(Dataset entries)
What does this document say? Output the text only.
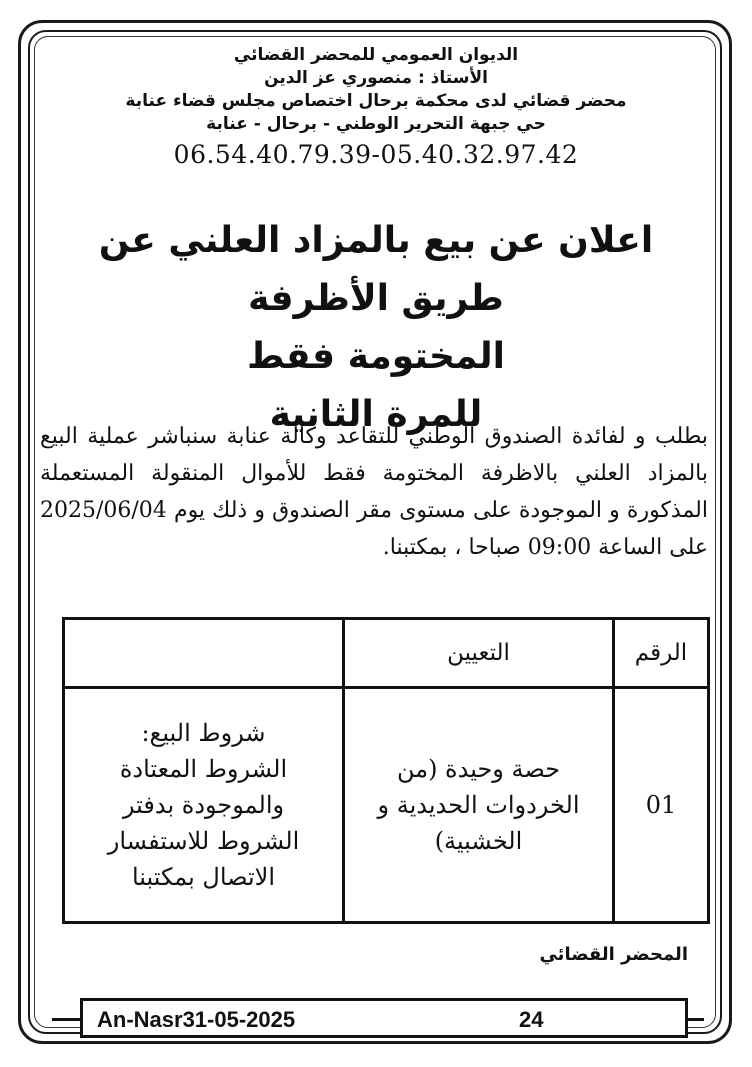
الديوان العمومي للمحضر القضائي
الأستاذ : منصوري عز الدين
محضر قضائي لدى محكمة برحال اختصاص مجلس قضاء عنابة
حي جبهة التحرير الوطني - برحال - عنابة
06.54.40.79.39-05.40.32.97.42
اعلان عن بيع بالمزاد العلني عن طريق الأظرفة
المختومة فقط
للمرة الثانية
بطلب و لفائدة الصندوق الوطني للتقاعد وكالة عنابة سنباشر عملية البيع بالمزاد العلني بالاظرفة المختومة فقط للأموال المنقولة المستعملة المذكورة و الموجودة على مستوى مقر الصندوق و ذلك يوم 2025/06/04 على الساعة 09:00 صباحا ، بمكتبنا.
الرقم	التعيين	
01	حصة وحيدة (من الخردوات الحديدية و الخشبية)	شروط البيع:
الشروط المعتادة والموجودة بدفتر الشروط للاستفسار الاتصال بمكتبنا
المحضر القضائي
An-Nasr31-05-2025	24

---

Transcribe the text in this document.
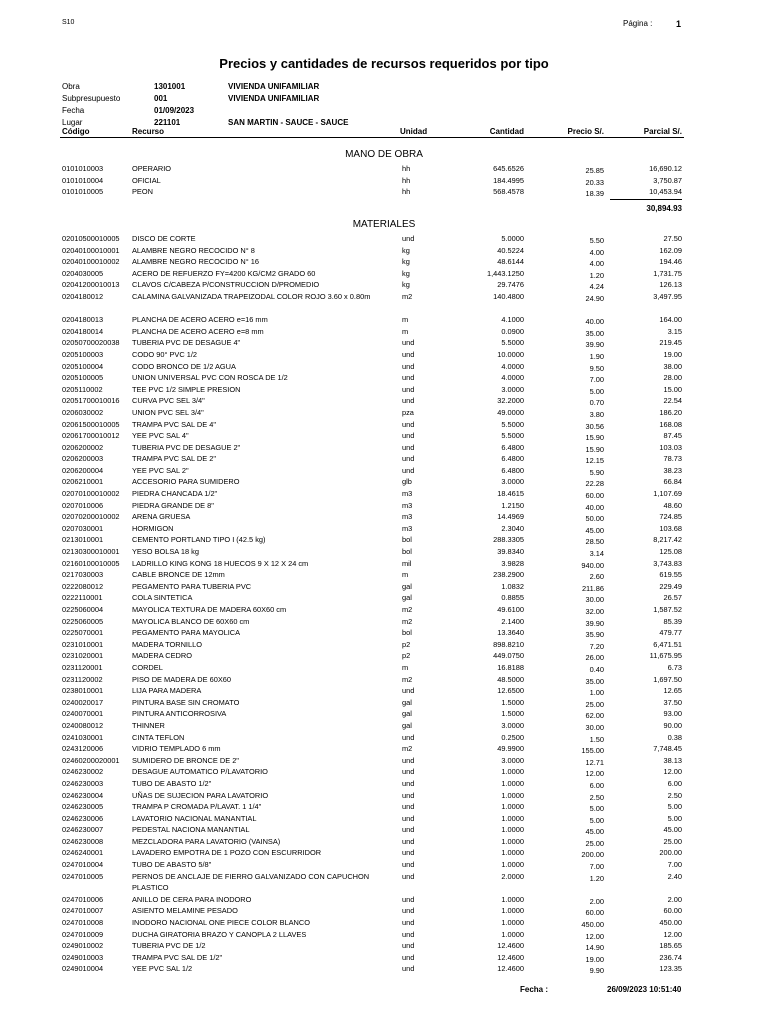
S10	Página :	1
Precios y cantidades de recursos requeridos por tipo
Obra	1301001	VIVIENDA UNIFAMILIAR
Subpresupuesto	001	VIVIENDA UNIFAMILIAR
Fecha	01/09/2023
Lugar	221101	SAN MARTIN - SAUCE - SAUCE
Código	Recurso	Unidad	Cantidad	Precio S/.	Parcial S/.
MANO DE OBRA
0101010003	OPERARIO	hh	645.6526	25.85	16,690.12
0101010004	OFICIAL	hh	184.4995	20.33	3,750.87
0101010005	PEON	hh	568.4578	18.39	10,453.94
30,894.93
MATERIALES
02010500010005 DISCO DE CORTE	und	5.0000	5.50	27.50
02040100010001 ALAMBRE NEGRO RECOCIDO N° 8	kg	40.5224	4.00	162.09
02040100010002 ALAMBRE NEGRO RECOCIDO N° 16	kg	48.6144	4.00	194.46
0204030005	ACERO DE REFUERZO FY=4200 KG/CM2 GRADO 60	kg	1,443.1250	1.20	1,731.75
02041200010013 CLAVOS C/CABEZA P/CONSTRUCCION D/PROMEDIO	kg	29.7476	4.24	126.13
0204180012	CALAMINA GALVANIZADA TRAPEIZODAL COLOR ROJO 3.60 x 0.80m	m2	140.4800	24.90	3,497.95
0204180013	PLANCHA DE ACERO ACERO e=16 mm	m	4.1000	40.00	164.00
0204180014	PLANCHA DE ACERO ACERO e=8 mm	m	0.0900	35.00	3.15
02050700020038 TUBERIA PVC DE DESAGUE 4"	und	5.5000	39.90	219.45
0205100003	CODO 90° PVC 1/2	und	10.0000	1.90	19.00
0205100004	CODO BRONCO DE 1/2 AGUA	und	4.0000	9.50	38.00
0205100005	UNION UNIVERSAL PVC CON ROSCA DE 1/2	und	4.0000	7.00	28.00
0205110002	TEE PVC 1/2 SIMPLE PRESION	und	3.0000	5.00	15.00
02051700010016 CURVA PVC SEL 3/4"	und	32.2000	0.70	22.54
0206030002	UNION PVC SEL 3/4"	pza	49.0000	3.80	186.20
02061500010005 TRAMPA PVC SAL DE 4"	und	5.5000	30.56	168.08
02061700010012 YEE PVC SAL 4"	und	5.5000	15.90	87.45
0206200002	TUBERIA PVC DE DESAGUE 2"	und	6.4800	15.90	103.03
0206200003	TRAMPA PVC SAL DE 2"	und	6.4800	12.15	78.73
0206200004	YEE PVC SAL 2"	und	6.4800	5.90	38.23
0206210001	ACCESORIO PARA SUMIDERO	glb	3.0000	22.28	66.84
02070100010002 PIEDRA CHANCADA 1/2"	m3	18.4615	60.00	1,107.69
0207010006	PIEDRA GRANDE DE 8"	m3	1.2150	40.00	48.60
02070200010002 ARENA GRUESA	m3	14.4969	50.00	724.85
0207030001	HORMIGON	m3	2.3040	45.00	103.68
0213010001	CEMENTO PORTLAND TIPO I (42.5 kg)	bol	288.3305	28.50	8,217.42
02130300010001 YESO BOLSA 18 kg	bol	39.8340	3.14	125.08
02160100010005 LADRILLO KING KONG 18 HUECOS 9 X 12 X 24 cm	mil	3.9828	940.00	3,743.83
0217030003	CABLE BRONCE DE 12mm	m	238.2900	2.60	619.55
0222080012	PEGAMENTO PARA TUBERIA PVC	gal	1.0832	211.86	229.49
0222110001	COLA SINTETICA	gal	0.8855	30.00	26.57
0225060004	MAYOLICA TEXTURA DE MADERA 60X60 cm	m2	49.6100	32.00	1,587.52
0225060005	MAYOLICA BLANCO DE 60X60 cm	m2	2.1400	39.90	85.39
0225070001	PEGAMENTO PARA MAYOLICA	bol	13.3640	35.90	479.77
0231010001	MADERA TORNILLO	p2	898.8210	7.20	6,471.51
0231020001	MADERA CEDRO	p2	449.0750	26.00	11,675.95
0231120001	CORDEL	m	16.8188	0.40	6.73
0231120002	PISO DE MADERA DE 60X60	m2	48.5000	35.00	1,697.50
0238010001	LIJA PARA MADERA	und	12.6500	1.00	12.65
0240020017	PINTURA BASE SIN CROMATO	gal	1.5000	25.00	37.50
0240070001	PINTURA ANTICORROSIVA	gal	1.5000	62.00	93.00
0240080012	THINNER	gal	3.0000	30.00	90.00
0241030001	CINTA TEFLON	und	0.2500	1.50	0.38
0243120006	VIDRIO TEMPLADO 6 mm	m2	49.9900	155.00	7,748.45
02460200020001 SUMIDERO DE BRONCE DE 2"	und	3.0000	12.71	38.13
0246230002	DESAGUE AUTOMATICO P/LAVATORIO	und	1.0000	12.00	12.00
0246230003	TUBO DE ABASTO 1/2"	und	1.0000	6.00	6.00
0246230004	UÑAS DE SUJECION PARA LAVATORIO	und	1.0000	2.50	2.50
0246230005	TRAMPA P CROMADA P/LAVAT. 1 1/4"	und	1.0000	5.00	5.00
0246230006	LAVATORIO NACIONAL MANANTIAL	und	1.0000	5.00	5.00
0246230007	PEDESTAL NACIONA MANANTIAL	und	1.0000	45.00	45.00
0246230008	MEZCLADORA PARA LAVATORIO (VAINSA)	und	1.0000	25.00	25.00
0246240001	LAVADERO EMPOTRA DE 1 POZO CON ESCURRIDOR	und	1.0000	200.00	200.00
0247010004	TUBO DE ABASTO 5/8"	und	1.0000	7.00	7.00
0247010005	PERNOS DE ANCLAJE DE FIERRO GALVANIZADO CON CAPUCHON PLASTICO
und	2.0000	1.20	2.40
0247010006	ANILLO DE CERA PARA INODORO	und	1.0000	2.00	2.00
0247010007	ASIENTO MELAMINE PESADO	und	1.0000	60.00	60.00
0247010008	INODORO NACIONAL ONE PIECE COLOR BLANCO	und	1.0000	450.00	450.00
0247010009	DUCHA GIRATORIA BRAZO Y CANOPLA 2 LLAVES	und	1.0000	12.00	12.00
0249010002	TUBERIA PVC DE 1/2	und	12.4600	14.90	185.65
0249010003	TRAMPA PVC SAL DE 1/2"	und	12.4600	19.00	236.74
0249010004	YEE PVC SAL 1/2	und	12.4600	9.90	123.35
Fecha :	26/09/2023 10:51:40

** Set task **
Search the data for the word "TUBERIA" and copy each line where it appears.

** The answer **
02050700020038 TUBERIA PVC DE DESAGUE 4"	und	5.5000	39.90	219.45
0206200002	TUBERIA PVC DE DESAGUE 2"	und	6.4800	15.90	103.03
0222080012	PEGAMENTO PARA TUBERIA PVC	gal	1.0832	211.86	229.49
0249010002	TUBERIA PVC DE 1/2	und	12.4600	14.90	185.65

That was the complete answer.